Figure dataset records
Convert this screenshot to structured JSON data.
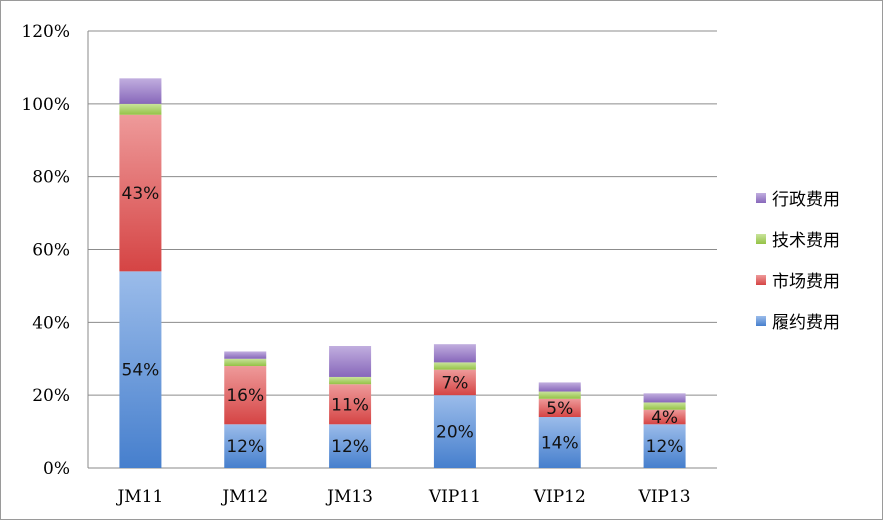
{
  "chart_data": {
    "type": "bar",
    "stacked": true,
    "categories": [
      "JM11",
      "JM12",
      "JM13",
      "VIP11",
      "VIP12",
      "VIP13"
    ],
    "series": [
      {
        "name": "履约费用",
        "color": "#4a86d8",
        "values": [
          54,
          12,
          12,
          20,
          14,
          12
        ],
        "labels": [
          "54%",
          "12%",
          "12%",
          "20%",
          "14%",
          "12%"
        ]
      },
      {
        "name": "市场费用",
        "color": "#e04848",
        "values": [
          43,
          16,
          11,
          7,
          5,
          4
        ],
        "labels": [
          "43%",
          "16%",
          "11%",
          "7%",
          "5%",
          "4%"
        ]
      },
      {
        "name": "技术费用",
        "color": "#9ccc4a",
        "values": [
          3,
          2,
          2,
          2,
          2,
          2
        ],
        "labels": [
          "",
          "",
          "",
          "",
          "",
          ""
        ]
      },
      {
        "name": "行政费用",
        "color": "#8e6cc4",
        "values": [
          7,
          2,
          8.5,
          5,
          2.5,
          2.5
        ],
        "labels": [
          "",
          "",
          "",
          "",
          "",
          ""
        ]
      }
    ],
    "ylim": [
      0,
      120
    ],
    "yticks": [
      "0%",
      "20%",
      "40%",
      "60%",
      "80%",
      "100%",
      "120%"
    ],
    "ytick_values": [
      0,
      20,
      40,
      60,
      80,
      100,
      120
    ],
    "grid": true,
    "legend_position": "right",
    "legend_order": [
      "行政费用",
      "技术费用",
      "市场费用",
      "履约费用"
    ]
  }
}
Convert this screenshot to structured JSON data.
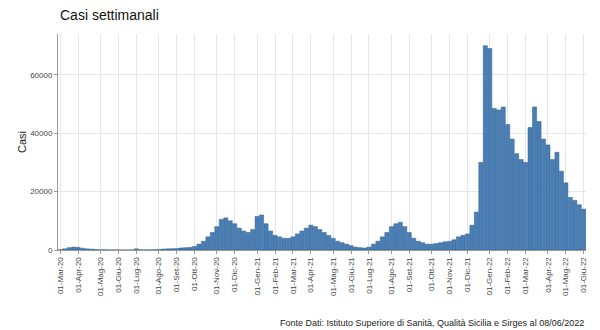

THE TASK >>
Find each line that has the word "color", then copy it out.

OUTPUT FOR THIS TASK >>
        "color": "#4a86d8",
        "color": "#e04848",
        "color": "#9ccc4a",
        "color": "#8e6cc4",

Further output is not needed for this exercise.